◆ TASK OBJECTIVE ◆
Count the lines below that contain the word "žáků", and give only that number.

+++ MATERIAL FOR THIS TASK +++

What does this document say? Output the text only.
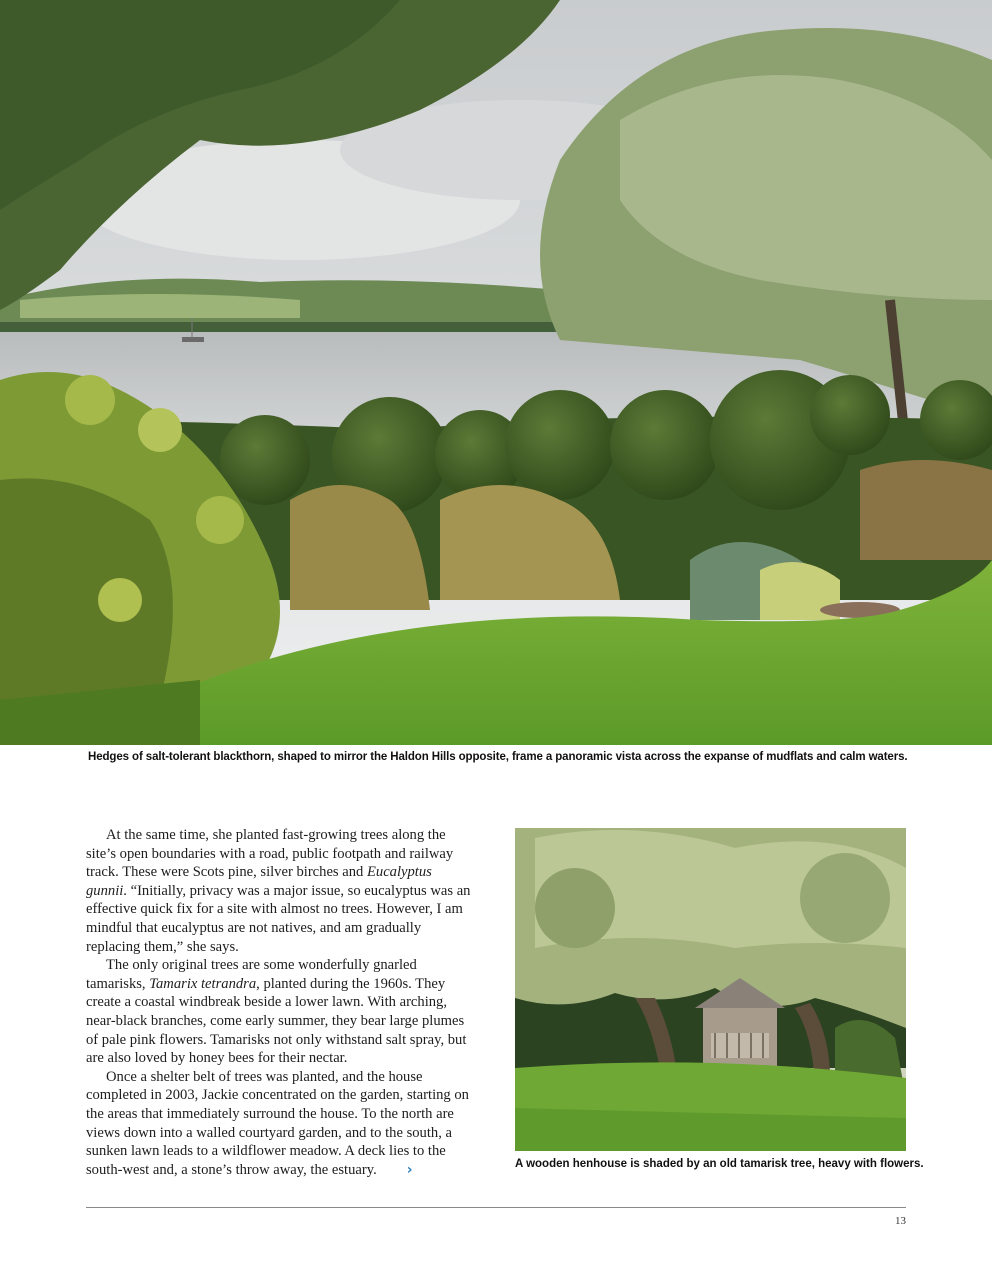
Hedges of salt-tolerant blackthorn, shaped to mirror the Haldon Hills opposite, frame a panoramic vista across the expanse of mudflats and calm waters.

At the same time, she planted fast-growing trees along the site’s open boundaries with a road, public footpath and railway track. These were Scots pine, silver birches and Eucalyptus gunnii. “Initially, privacy was a major issue, so eucalyptus was an effective quick fix for a site with almost no trees. However, I am mindful that eucalyptus are not natives, and am gradually replacing them,” she says.

The only original trees are some wonderfully gnarled tamarisks, Tamarix tetrandra, planted during the 1960s. They create a coastal windbreak beside a lower lawn. With arching, near-black branches, come early summer, they bear large plumes of pale pink flowers. Tamarisks not only withstand salt spray, but are also loved by honey bees for their nectar.

Once a shelter belt of trees was planted, and the house completed in 2003, Jackie concentrated on the garden, starting on the areas that immediately surround the house. To the north are views down into a walled courtyard garden, and to the south, a sunken lawn leads to a wildflower meadow. A deck lies to the south-west and, a stone’s throw away, the estuary. ›	A wooden henhouse is shaded by an old tamarisk tree, heavy with flowers.
13
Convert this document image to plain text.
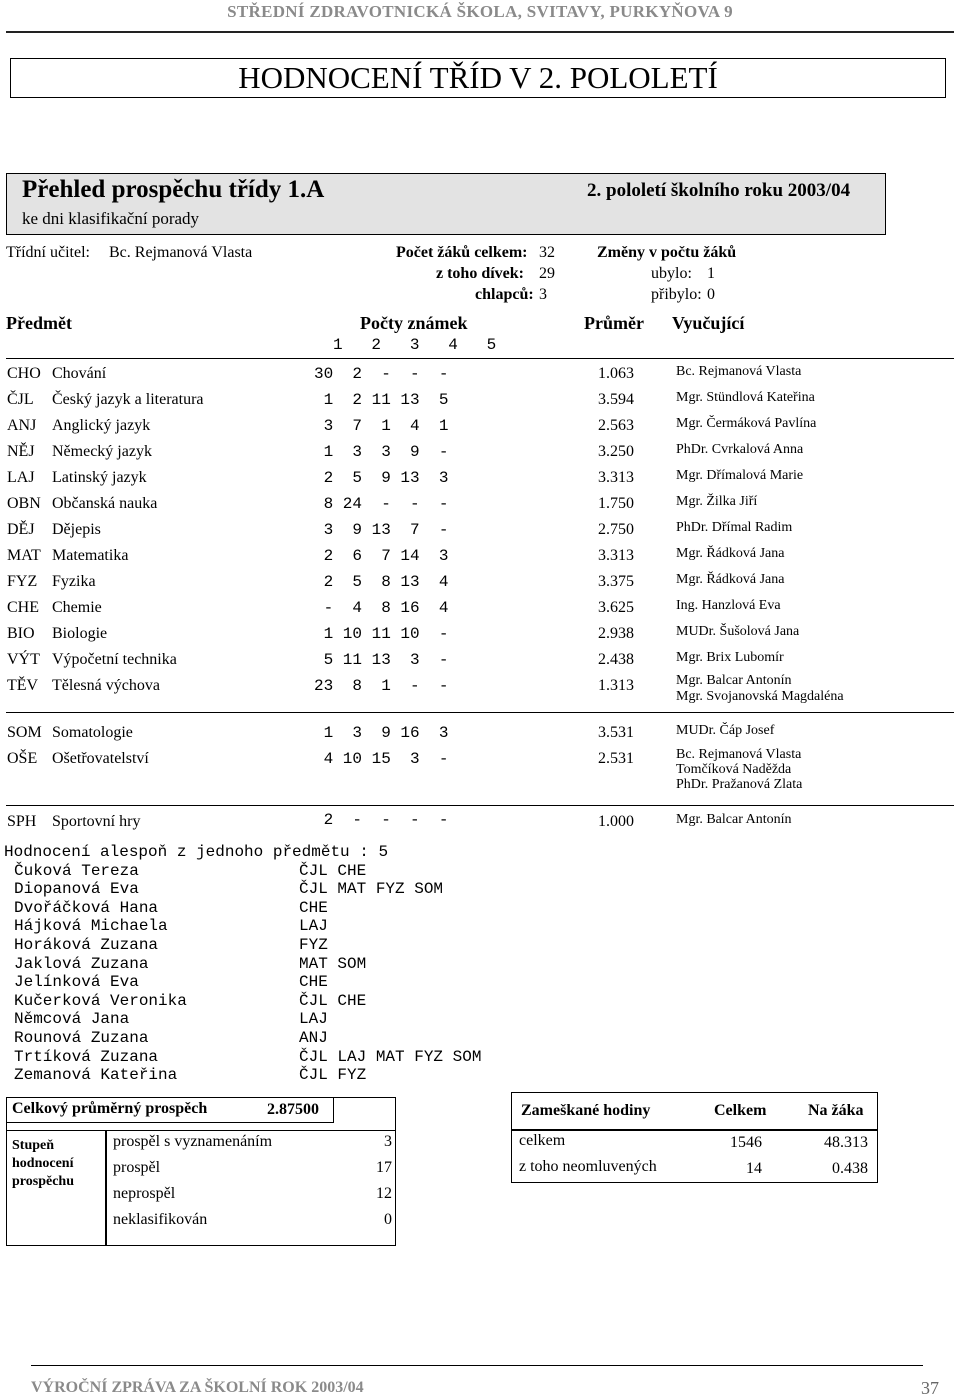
STŘEDNÍ ZDRAVOTNICKÁ ŠKOLA, SVITAVY, PURKYŇOVA 9
HODNOCENÍ TŘÍD V 2. POLOLETÍ
Přehled prospěchu třídy 1.A
ke dni klasifikační porady
2. pololetí školního roku 2003/04
Třídní učitel: Bc. Rejmanová Vlasta	Počet žáků celkem: 32
z toho dívek: 29
chlapců: 3
Změny v počtu žáků
ubylo: 1
přibylo: 0
Předmět	Počty známek
1   2   3   4   5
Průměr Vyučující
CHO Chování	30  2  -  -  -	1.063	Bc. Rejmanová Vlasta
ČJL Český jazyk a literatura	1  2 11 13  5	3.594	Mgr. Stündlová Kateřina
ANJ Anglický jazyk	3  7  1  4  1	2.563	Mgr. Čermáková Pavlína
NĚJ Německý jazyk	1  3  3  9  -	3.250	PhDr. Cvrkalová Anna
LAJ Latinský jazyk	2  5  9 13  3	3.313	Mgr. Dřímalová Marie
OBN Občanská nauka	8 24  -  -  -	1.750	Mgr. Žilka Jiří
DĚJ Dějepis	3  9 13  7  -	2.750	PhDr. Dřímal Radim
MAT Matematika	2  6  7 14  3	3.313	Mgr. Řádková Jana
FYZ Fyzika	2  5  8 13  4	3.375	Mgr. Řádková Jana
CHE Chemie	-  4  8 16  4	3.625	Ing. Hanzlová Eva
BIO Biologie	1 10 11 10  -	2.938	MUDr. Šušolová Jana
VÝT Výpočetní technika	5 11 13  3  -	2.438	Mgr. Brix Lubomír
TĚV Tělesná výchova	23  8  1  -  -	1.313	Mgr. Balcar Antonín
Mgr. Svojanovská Magdaléna
SOM Somatologie	1  3  9 16  3	3.531	MUDr. Čáp Josef
OŠE Ošetřovatelství	4 10 15  3  -	2.531	Bc. Rejmanová Vlasta
Tomčíková Naděžda
PhDr. Pražanová Zlata
SPH Sportovní hry	2  -  -  -  -	1.000	Mgr. Balcar Antonín
Hodnocení alespoň z jednoho předmětu : 5
Čuková Tereza	ČJL CHE
Diopanová Eva	ČJL MAT FYZ SOM
Dvořáčková Hana	CHE
Hájková Michaela	LAJ
Horáková Zuzana	FYZ
Jaklová Zuzana	MAT SOM
Jelínková Eva	CHE
Kučerková Veronika	ČJL CHE
Němcová Jana	LAJ
Rounová Zuzana	ANJ
Trtíková Zuzana	ČJL LAJ MAT FYZ SOM
Zemanová Kateřina	ČJL FYZ
Celkový průměrný prospěch	2.87500
Stupeň hodnocení prospěchu
prospěl s vyznamenáním	3
prospěl	17
neprospěl	12
neklasifikován	0
Zameškané hodiny	Celkem	Na žáka
celkem	1546	48.313
z toho neomluvených	14	0.438
VÝROČNÍ ZPRÁVA ZA ŠKOLNÍ ROK 2003/04	37
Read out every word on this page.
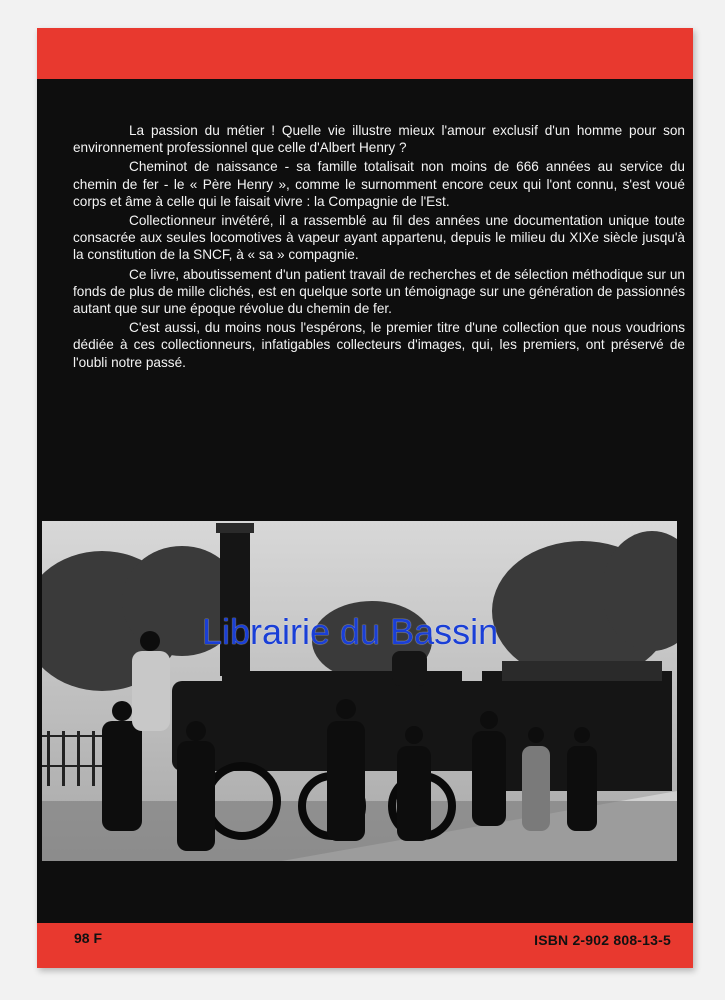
La passion du métier ! Quelle vie illustre mieux l'amour exclusif d'un homme pour son environnement professionnel que celle d'Albert Henry ?

Cheminot de naissance - sa famille totalisait non moins de 666 années au service du chemin de fer - le « Père Henry », comme le surnomment encore ceux qui l'ont connu, s'est voué corps et âme à celle qui le faisait vivre : la Compagnie de l'Est.

Collectionneur invétéré, il a rassemblé au fil des années une documentation unique toute consacrée aux seules locomotives à vapeur ayant appartenu, depuis le milieu du XIXe siècle jusqu'à la constitution de la SNCF, à « sa » compagnie.

Ce livre, aboutissement d'un patient travail de recherches et de sélection méthodique sur un fonds de plus de mille clichés, est en quelque sorte un témoignage sur une génération de passionnés autant que sur une époque révolue du chemin de fer.

C'est aussi, du moins nous l'espérons, le premier titre d'une collection que nous voudrions dédiée à ces collectionneurs, infatigables collecteurs d'images, qui, les premiers, ont préservé de l'oubli notre passé.

Librairie du Bassin
98 F	ISBN 2-902 808-13-5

+++

◆ REPLY TO THE TASK ◆
2